* **EXERCISE BRIEF**
Return the full material exactly.

[START DATA PROVIDED]

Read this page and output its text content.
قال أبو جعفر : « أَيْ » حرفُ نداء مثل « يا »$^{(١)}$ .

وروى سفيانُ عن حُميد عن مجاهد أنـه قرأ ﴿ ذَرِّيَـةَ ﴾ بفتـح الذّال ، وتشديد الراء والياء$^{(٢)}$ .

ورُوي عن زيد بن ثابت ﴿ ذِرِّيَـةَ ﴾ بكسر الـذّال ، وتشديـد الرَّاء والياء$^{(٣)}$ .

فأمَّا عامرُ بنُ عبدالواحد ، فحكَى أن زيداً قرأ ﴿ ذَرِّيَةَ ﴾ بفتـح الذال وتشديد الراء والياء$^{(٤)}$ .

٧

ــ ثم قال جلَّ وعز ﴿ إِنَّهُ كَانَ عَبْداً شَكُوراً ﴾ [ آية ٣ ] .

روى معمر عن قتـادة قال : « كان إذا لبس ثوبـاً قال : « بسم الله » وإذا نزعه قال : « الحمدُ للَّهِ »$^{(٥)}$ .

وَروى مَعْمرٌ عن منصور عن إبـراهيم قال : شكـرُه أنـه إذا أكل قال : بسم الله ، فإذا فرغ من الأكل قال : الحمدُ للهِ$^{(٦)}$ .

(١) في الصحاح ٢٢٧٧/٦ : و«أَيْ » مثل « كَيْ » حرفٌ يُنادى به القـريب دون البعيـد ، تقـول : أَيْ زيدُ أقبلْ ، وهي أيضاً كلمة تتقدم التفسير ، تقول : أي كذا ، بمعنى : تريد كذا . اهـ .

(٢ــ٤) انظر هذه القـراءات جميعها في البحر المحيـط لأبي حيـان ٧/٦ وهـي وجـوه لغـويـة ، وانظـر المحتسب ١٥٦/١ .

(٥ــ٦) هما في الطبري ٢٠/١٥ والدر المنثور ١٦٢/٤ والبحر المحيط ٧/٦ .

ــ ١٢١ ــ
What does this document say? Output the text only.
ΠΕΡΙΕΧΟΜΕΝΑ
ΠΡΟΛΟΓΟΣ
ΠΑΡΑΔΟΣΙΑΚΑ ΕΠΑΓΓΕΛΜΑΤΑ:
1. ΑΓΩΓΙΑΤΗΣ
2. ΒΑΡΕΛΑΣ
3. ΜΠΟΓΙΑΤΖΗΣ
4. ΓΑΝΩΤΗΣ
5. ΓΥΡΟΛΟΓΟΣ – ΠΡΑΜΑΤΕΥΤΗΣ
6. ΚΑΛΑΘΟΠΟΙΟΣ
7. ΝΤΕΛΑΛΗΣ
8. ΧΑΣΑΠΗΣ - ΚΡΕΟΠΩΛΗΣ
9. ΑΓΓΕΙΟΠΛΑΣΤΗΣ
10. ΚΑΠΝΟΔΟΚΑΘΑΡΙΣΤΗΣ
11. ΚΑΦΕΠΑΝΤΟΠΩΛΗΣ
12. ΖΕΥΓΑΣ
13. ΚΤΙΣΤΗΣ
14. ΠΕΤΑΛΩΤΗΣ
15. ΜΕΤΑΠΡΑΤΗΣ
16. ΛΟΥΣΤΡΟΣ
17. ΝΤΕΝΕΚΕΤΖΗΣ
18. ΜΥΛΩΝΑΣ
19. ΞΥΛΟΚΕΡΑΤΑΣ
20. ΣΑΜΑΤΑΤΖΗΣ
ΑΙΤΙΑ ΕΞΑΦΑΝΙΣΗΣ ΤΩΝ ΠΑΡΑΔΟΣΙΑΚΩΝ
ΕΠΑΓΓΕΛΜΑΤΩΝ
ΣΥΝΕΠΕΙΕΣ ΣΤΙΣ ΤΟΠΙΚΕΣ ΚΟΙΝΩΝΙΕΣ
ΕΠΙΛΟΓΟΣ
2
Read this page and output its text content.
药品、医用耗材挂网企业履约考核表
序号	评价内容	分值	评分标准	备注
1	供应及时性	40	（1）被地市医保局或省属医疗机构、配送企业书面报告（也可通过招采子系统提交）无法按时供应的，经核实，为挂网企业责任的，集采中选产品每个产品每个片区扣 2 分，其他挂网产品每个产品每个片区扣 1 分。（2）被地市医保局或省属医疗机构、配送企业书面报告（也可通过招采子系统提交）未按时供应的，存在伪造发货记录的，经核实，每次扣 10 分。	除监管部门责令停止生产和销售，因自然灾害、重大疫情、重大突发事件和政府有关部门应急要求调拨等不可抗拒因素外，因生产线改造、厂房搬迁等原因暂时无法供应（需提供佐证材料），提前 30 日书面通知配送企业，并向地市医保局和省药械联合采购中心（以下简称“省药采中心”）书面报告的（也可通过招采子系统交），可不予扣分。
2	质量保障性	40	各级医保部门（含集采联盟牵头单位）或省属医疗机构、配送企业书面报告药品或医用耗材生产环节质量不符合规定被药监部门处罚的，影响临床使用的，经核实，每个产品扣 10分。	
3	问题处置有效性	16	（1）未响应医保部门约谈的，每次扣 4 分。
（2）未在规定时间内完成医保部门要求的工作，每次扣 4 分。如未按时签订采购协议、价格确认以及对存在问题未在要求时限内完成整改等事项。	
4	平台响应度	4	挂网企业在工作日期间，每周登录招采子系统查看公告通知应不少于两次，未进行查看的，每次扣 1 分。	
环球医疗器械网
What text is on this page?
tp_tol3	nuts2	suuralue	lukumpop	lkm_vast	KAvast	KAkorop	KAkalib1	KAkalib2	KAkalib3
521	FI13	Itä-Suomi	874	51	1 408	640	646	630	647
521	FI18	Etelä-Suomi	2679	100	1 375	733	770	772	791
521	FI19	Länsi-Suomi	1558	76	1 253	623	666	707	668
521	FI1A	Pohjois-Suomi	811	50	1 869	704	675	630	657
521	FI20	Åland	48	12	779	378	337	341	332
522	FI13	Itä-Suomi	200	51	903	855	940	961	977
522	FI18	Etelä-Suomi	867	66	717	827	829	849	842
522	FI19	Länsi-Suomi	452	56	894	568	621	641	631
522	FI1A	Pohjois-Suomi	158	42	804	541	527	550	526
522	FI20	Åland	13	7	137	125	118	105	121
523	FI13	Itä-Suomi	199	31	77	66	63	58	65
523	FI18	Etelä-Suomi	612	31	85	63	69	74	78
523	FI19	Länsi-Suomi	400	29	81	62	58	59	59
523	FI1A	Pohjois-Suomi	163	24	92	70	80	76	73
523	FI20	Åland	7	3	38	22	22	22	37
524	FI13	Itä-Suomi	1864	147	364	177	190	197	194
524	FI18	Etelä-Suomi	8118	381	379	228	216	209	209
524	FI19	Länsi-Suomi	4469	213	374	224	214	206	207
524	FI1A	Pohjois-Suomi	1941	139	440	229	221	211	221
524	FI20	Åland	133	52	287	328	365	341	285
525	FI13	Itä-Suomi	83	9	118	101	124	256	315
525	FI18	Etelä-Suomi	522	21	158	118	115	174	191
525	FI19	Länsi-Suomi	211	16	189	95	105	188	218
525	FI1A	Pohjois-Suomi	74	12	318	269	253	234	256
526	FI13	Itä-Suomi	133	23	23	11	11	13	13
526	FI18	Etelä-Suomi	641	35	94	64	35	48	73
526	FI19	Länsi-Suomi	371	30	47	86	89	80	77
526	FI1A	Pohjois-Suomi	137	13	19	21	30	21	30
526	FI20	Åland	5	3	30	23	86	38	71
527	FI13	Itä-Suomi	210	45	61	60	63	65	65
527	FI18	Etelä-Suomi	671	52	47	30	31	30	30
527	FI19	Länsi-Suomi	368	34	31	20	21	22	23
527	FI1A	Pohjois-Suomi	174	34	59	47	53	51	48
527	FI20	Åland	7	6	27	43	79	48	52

[END DATA PROVIDED]

* **WRITTEN REPLY**
Read this page and output its text content.
قال أبو جعفر : « أَيْ » حرفُ نداء مثل « يا »$^{(١)}$ .

وروى سفيانُ عن حُميد عن مجاهد أنـه قرأ ﴿ ذَرِّيَـةَ ﴾ بفتـح الذّال ، وتشديد الراء والياء$^{(٢)}$ .

ورُوي عن زيد بن ثابت ﴿ ذِرِّيَـةَ ﴾ بكسر الـذّال ، وتشديـد الرَّاء والياء$^{(٣)}$ .

فأمَّا عامرُ بنُ عبدالواحد ، فحكَى أن زيداً قرأ ﴿ ذَرِّيَةَ ﴾ بفتـح الذال وتشديد الراء والياء$^{(٤)}$ .

٧

ــ ثم قال جلَّ وعز ﴿ إِنَّهُ كَانَ عَبْداً شَكُوراً ﴾ [ آية ٣ ] .

روى معمر عن قتـادة قال : « كان إذا لبس ثوبـاً قال : « بسم الله » وإذا نزعه قال : « الحمدُ للَّهِ »$^{(٥)}$ .

وَروى مَعْمرٌ عن منصور عن إبـراهيم قال : شكـرُه أنـه إذا أكل قال : بسم الله ، فإذا فرغ من الأكل قال : الحمدُ للهِ$^{(٦)}$ .

(١) في الصحاح ٢٢٧٧/٦ : و«أَيْ » مثل « كَيْ » حرفٌ يُنادى به القـريب دون البعيـد ، تقـول : أَيْ زيدُ أقبلْ ، وهي أيضاً كلمة تتقدم التفسير ، تقول : أي كذا ، بمعنى : تريد كذا . اهـ .

(٢ــ٤) انظر هذه القـراءات جميعها في البحر المحيـط لأبي حيـان ٧/٦ وهـي وجـوه لغـويـة ، وانظـر المحتسب ١٥٦/١ .

(٥ــ٦) هما في الطبري ٢٠/١٥ والدر المنثور ١٦٢/٤ والبحر المحيط ٧/٦ .

ــ ١٢١ ــ
What does this document say? Output the text only.
ΠΕΡΙΕΧΟΜΕΝΑ
ΠΡΟΛΟΓΟΣ
ΠΑΡΑΔΟΣΙΑΚΑ ΕΠΑΓΓΕΛΜΑΤΑ:
1. ΑΓΩΓΙΑΤΗΣ
2. ΒΑΡΕΛΑΣ
3. ΜΠΟΓΙΑΤΖΗΣ
4. ΓΑΝΩΤΗΣ
5. ΓΥΡΟΛΟΓΟΣ – ΠΡΑΜΑΤΕΥΤΗΣ
6. ΚΑΛΑΘΟΠΟΙΟΣ
7. ΝΤΕΛΑΛΗΣ
8. ΧΑΣΑΠΗΣ - ΚΡΕΟΠΩΛΗΣ
9. ΑΓΓΕΙΟΠΛΑΣΤΗΣ
10. ΚΑΠΝΟΔΟΚΑΘΑΡΙΣΤΗΣ
11. ΚΑΦΕΠΑΝΤΟΠΩΛΗΣ
12. ΖΕΥΓΑΣ
13. ΚΤΙΣΤΗΣ
14. ΠΕΤΑΛΩΤΗΣ
15. ΜΕΤΑΠΡΑΤΗΣ
16. ΛΟΥΣΤΡΟΣ
17. ΝΤΕΝΕΚΕΤΖΗΣ
18. ΜΥΛΩΝΑΣ
19. ΞΥΛΟΚΕΡΑΤΑΣ
20. ΣΑΜΑΤΑΤΖΗΣ
ΑΙΤΙΑ ΕΞΑΦΑΝΙΣΗΣ ΤΩΝ ΠΑΡΑΔΟΣΙΑΚΩΝ
ΕΠΑΓΓΕΛΜΑΤΩΝ
ΣΥΝΕΠΕΙΕΣ ΣΤΙΣ ΤΟΠΙΚΕΣ ΚΟΙΝΩΝΙΕΣ
ΕΠΙΛΟΓΟΣ
2
Read this page and output its text content.
药品、医用耗材挂网企业履约考核表
序号	评价内容	分值	评分标准	备注
1	供应及时性	40	（1）被地市医保局或省属医疗机构、配送企业书面报告（也可通过招采子系统提交）无法按时供应的，经核实，为挂网企业责任的，集采中选产品每个产品每个片区扣 2 分，其他挂网产品每个产品每个片区扣 1 分。（2）被地市医保局或省属医疗机构、配送企业书面报告（也可通过招采子系统提交）未按时供应的，存在伪造发货记录的，经核实，每次扣 10 分。	除监管部门责令停止生产和销售，因自然灾害、重大疫情、重大突发事件和政府有关部门应急要求调拨等不可抗拒因素外，因生产线改造、厂房搬迁等原因暂时无法供应（需提供佐证材料），提前 30 日书面通知配送企业，并向地市医保局和省药械联合采购中心（以下简称“省药采中心”）书面报告的（也可通过招采子系统交），可不予扣分。
2	质量保障性	40	各级医保部门（含集采联盟牵头单位）或省属医疗机构、配送企业书面报告药品或医用耗材生产环节质量不符合规定被药监部门处罚的，影响临床使用的，经核实，每个产品扣 10分。	
3	问题处置有效性	16	（1）未响应医保部门约谈的，每次扣 4 分。
（2）未在规定时间内完成医保部门要求的工作，每次扣 4 分。如未按时签订采购协议、价格确认以及对存在问题未在要求时限内完成整改等事项。	
4	平台响应度	4	挂网企业在工作日期间，每周登录招采子系统查看公告通知应不少于两次，未进行查看的，每次扣 1 分。	
环球医疗器械网
What text is on this page?
tp_tol3	nuts2	suuralue	lukumpop	lkm_vast	KAvast	KAkorop	KAkalib1	KAkalib2	KAkalib3
521	FI13	Itä-Suomi	874	51	1 408	640	646	630	647
521	FI18	Etelä-Suomi	2679	100	1 375	733	770	772	791
521	FI19	Länsi-Suomi	1558	76	1 253	623	666	707	668
521	FI1A	Pohjois-Suomi	811	50	1 869	704	675	630	657
521	FI20	Åland	48	12	779	378	337	341	332
522	FI13	Itä-Suomi	200	51	903	855	940	961	977
522	FI18	Etelä-Suomi	867	66	717	827	829	849	842
522	FI19	Länsi-Suomi	452	56	894	568	621	641	631
522	FI1A	Pohjois-Suomi	158	42	804	541	527	550	526
522	FI20	Åland	13	7	137	125	118	105	121
523	FI13	Itä-Suomi	199	31	77	66	63	58	65
523	FI18	Etelä-Suomi	612	31	85	63	69	74	78
523	FI19	Länsi-Suomi	400	29	81	62	58	59	59
523	FI1A	Pohjois-Suomi	163	24	92	70	80	76	73
523	FI20	Åland	7	3	38	22	22	22	37
524	FI13	Itä-Suomi	1864	147	364	177	190	197	194
524	FI18	Etelä-Suomi	8118	381	379	228	216	209	209
524	FI19	Länsi-Suomi	4469	213	374	224	214	206	207
524	FI1A	Pohjois-Suomi	1941	139	440	229	221	211	221
524	FI20	Åland	133	52	287	328	365	341	285
525	FI13	Itä-Suomi	83	9	118	101	124	256	315
525	FI18	Etelä-Suomi	522	21	158	118	115	174	191
525	FI19	Länsi-Suomi	211	16	189	95	105	188	218
525	FI1A	Pohjois-Suomi	74	12	318	269	253	234	256
526	FI13	Itä-Suomi	133	23	23	11	11	13	13
526	FI18	Etelä-Suomi	641	35	94	64	35	48	73
526	FI19	Länsi-Suomi	371	30	47	86	89	80	77
526	FI1A	Pohjois-Suomi	137	13	19	21	30	21	30
526	FI20	Åland	5	3	30	23	86	38	71
527	FI13	Itä-Suomi	210	45	61	60	63	65	65
527	FI18	Etelä-Suomi	671	52	47	30	31	30	30
527	FI19	Länsi-Suomi	368	34	31	20	21	22	23
527	FI1A	Pohjois-Suomi	174	34	59	47	53	51	48
527	FI20	Åland	7	6	27	43	79	48	52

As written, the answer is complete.